Provided information |
====================

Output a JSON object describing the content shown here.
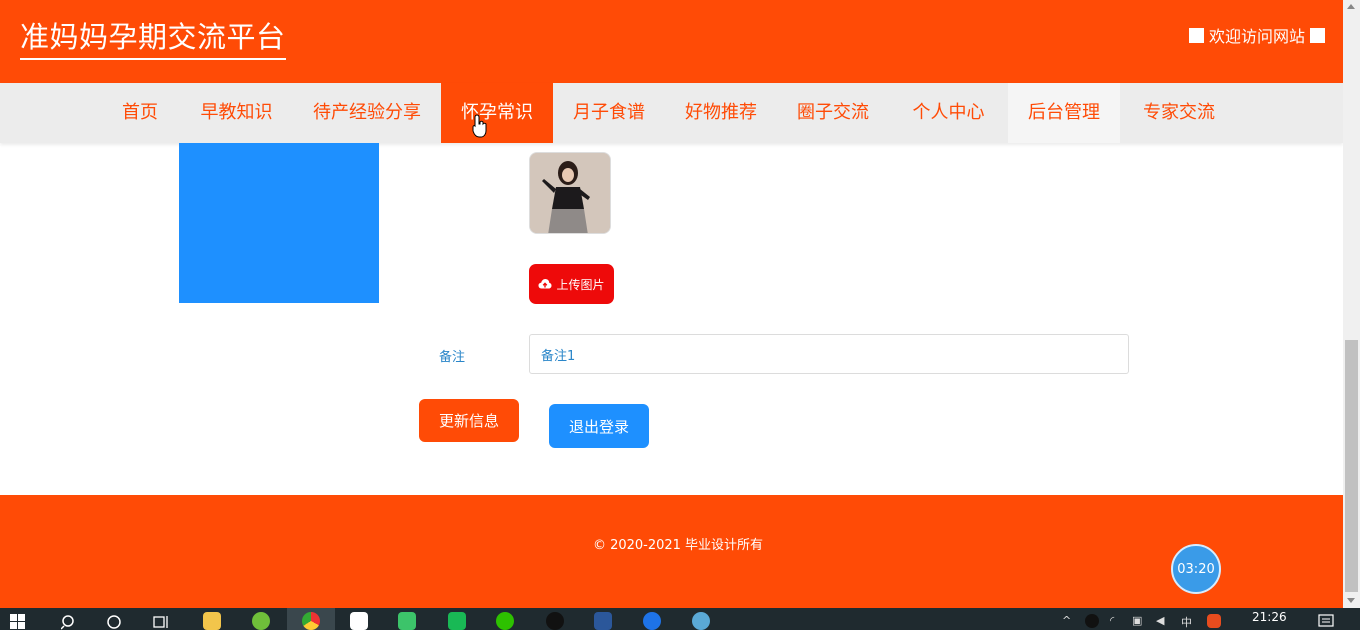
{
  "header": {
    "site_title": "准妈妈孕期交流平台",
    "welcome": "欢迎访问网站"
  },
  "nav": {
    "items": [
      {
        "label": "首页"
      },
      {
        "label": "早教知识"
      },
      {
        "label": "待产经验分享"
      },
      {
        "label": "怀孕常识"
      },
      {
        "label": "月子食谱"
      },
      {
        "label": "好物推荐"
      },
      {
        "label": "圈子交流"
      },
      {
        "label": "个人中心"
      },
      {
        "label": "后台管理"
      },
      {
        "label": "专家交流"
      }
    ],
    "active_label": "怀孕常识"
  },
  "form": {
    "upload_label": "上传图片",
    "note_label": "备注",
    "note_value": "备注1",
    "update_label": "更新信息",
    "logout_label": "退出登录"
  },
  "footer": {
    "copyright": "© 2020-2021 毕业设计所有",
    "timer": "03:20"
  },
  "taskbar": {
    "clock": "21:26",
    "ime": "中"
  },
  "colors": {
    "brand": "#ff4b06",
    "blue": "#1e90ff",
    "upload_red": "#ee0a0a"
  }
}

====================

All entries are to be retyped exactly. Omit any embedded images.

Output a JSON object describing the content shown here.
{
  "header": {
    "site_title": "准妈妈孕期交流平台",
    "welcome": "欢迎访问网站"
  },
  "nav": {
    "items": [
      {
        "label": "首页"
      },
      {
        "label": "早教知识"
      },
      {
        "label": "待产经验分享"
      },
      {
        "label": "怀孕常识"
      },
      {
        "label": "月子食谱"
      },
      {
        "label": "好物推荐"
      },
      {
        "label": "圈子交流"
      },
      {
        "label": "个人中心"
      },
      {
        "label": "后台管理"
      },
      {
        "label": "专家交流"
      }
    ],
    "active_label": "怀孕常识"
  },
  "form": {
    "upload_label": "上传图片",
    "note_label": "备注",
    "note_value": "备注1",
    "update_label": "更新信息",
    "logout_label": "退出登录"
  },
  "footer": {
    "copyright": "© 2020-2021 毕业设计所有",
    "timer": "03:20"
  },
  "taskbar": {
    "clock": "21:26",
    "ime": "中"
  },
  "colors": {
    "brand": "#ff4b06",
    "blue": "#1e90ff",
    "upload_red": "#ee0a0a"
  }
}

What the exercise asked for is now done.